Which lines hold the word "subtitle"? Copy each of them.

□ □ □

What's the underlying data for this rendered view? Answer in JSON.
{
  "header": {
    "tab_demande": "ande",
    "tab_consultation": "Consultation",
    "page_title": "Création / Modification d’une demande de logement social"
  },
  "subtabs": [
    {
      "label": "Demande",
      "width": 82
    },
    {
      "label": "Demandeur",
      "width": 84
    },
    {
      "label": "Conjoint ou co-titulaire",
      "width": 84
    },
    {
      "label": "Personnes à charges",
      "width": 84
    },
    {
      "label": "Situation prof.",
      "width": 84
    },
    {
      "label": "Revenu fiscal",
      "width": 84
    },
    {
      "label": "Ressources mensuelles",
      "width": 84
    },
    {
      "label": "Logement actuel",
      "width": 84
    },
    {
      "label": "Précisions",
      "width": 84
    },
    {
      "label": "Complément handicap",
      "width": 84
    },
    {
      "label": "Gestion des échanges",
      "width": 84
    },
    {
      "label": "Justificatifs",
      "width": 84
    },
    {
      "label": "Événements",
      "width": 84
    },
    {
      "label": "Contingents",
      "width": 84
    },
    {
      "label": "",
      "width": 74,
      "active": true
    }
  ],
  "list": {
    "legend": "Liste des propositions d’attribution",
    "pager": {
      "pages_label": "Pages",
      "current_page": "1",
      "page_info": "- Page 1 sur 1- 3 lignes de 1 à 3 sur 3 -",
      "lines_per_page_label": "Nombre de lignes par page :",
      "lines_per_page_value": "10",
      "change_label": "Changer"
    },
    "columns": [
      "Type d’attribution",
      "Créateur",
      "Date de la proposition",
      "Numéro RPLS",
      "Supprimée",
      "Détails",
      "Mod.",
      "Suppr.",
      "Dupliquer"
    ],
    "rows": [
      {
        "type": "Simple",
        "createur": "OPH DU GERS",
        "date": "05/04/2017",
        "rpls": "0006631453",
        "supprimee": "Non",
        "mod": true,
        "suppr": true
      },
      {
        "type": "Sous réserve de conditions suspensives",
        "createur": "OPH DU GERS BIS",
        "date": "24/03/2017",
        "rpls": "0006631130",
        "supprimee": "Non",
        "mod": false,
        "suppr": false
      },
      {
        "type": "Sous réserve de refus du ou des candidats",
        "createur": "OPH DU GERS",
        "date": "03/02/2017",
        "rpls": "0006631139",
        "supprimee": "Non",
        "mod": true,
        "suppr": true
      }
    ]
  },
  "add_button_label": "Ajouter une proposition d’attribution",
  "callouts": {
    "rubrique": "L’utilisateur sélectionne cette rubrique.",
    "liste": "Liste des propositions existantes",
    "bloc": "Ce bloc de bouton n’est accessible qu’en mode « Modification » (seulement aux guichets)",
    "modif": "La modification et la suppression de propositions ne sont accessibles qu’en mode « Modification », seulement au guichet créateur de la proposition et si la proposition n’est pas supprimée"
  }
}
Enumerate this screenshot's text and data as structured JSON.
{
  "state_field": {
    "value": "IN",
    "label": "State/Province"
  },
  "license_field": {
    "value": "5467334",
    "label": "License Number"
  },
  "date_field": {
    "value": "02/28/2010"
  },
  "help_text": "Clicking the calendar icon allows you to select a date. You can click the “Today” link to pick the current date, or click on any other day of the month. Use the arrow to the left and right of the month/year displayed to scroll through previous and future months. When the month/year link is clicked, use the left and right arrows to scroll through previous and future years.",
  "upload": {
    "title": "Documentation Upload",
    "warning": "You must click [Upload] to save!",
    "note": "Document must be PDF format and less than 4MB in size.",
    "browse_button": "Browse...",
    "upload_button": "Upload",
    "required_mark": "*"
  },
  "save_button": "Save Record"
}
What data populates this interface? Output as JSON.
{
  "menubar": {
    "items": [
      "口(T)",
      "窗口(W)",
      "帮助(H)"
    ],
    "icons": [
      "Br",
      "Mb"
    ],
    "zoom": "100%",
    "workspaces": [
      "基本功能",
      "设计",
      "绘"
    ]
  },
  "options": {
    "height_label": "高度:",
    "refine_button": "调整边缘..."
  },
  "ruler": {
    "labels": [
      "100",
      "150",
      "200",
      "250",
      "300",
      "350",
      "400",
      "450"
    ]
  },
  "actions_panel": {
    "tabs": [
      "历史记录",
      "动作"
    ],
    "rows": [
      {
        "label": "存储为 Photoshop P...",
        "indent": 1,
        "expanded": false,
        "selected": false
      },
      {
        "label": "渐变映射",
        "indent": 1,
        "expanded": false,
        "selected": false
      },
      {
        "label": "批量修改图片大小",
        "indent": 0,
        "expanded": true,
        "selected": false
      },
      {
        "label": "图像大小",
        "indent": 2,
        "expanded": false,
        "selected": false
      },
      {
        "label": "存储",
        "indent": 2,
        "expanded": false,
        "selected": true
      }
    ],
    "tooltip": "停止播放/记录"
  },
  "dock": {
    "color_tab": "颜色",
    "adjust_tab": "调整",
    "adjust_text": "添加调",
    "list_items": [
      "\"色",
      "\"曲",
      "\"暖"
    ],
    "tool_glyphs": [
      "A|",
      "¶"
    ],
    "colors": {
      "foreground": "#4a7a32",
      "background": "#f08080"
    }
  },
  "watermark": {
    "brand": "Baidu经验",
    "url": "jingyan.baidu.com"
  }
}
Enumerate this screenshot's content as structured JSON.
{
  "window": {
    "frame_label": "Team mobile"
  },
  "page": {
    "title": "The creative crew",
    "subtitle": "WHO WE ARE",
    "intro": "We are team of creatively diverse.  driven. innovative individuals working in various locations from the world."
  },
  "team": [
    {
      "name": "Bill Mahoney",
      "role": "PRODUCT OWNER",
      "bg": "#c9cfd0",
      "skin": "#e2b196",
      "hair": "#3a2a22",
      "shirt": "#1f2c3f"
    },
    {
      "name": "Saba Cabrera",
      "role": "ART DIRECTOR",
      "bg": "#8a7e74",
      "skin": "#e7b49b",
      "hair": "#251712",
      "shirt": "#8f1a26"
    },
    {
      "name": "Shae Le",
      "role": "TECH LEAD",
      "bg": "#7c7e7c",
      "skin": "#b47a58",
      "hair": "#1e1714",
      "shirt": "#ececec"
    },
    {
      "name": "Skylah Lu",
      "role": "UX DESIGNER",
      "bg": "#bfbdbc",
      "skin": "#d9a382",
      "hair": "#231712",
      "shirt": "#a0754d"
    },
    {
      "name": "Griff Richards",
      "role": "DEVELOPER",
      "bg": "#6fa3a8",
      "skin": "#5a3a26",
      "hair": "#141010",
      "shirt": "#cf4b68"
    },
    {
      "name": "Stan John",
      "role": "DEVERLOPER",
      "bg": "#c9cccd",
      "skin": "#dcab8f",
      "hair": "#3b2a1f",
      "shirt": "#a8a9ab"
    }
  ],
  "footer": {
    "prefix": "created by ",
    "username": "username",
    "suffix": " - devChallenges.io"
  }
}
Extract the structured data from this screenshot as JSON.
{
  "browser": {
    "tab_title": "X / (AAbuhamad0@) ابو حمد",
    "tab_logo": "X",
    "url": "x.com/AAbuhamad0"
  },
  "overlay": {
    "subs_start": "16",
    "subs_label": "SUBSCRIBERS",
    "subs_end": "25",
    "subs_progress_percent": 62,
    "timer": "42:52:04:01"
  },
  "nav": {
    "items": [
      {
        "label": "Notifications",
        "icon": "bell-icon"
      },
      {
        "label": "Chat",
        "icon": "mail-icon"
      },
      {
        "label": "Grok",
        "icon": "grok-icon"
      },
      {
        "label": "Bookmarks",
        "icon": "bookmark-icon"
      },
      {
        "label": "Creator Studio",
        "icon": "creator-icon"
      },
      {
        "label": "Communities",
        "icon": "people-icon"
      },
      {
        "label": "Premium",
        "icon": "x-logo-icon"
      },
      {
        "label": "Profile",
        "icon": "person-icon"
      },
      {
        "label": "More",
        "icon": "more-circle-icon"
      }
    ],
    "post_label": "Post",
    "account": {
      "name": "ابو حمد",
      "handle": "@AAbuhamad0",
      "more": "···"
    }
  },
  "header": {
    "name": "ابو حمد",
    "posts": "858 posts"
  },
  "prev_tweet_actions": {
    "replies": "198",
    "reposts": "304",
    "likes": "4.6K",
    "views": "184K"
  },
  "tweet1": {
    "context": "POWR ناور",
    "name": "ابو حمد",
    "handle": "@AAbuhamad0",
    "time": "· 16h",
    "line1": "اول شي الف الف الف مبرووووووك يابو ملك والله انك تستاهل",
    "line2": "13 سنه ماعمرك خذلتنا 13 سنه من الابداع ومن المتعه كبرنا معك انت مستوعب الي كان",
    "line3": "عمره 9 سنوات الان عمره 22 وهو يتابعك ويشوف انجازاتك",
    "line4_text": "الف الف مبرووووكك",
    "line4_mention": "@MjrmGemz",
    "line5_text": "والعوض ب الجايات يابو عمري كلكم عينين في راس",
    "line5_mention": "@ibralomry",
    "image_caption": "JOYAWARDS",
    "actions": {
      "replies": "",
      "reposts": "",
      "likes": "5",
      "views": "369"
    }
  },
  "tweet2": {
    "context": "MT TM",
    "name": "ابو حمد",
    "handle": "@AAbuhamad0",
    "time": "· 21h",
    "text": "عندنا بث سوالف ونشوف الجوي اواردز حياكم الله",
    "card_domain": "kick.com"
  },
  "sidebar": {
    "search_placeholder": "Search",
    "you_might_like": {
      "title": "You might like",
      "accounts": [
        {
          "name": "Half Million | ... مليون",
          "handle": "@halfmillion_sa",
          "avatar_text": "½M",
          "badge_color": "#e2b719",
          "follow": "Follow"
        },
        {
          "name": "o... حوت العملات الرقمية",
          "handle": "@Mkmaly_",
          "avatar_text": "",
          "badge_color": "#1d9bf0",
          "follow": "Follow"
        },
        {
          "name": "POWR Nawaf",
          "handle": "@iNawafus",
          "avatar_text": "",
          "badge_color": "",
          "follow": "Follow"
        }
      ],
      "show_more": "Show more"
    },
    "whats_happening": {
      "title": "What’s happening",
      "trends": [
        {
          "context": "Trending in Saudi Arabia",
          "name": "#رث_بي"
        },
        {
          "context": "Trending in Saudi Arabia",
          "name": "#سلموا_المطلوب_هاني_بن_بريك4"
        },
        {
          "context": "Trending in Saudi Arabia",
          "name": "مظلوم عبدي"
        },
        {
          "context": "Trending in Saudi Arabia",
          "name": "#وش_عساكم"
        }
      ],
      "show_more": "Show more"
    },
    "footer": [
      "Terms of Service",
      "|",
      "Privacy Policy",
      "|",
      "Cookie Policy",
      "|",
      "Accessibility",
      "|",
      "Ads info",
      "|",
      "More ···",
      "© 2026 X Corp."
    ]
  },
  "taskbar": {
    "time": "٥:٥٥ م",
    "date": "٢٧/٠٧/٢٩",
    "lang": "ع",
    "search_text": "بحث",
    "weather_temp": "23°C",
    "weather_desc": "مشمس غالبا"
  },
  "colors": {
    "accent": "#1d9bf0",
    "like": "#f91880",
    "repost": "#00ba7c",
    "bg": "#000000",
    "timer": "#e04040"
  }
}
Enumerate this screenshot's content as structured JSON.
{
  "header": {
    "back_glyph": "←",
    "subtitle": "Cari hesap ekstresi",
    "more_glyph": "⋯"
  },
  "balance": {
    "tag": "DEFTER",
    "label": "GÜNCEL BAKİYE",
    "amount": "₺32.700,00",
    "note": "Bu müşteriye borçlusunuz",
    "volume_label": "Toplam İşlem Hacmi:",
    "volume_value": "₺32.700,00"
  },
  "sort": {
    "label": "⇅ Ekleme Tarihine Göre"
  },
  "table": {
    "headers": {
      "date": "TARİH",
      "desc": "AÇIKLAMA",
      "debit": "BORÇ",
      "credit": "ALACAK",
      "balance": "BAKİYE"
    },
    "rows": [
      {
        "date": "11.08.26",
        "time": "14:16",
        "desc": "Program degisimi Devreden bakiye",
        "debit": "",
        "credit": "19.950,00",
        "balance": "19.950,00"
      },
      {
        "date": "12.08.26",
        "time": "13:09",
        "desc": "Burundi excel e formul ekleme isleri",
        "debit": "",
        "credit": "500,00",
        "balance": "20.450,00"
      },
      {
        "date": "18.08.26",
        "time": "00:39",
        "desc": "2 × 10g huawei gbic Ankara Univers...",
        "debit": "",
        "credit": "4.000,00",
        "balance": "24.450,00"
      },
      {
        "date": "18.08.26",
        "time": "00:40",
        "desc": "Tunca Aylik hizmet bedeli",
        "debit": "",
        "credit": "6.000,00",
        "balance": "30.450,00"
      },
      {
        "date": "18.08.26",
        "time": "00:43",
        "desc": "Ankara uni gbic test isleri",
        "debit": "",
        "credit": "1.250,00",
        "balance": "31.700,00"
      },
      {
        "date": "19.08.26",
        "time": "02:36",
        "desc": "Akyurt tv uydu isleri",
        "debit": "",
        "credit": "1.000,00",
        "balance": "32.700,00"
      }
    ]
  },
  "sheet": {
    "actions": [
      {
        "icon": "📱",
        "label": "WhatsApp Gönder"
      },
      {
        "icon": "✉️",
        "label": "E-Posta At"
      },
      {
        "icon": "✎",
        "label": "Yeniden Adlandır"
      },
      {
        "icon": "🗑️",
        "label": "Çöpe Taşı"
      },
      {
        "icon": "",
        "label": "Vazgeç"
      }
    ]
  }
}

□ □ □

_Answer for this exercise:_
    "subtitle": "WHO WE ARE",
    "subtitle": "Cari hesap ekstresi",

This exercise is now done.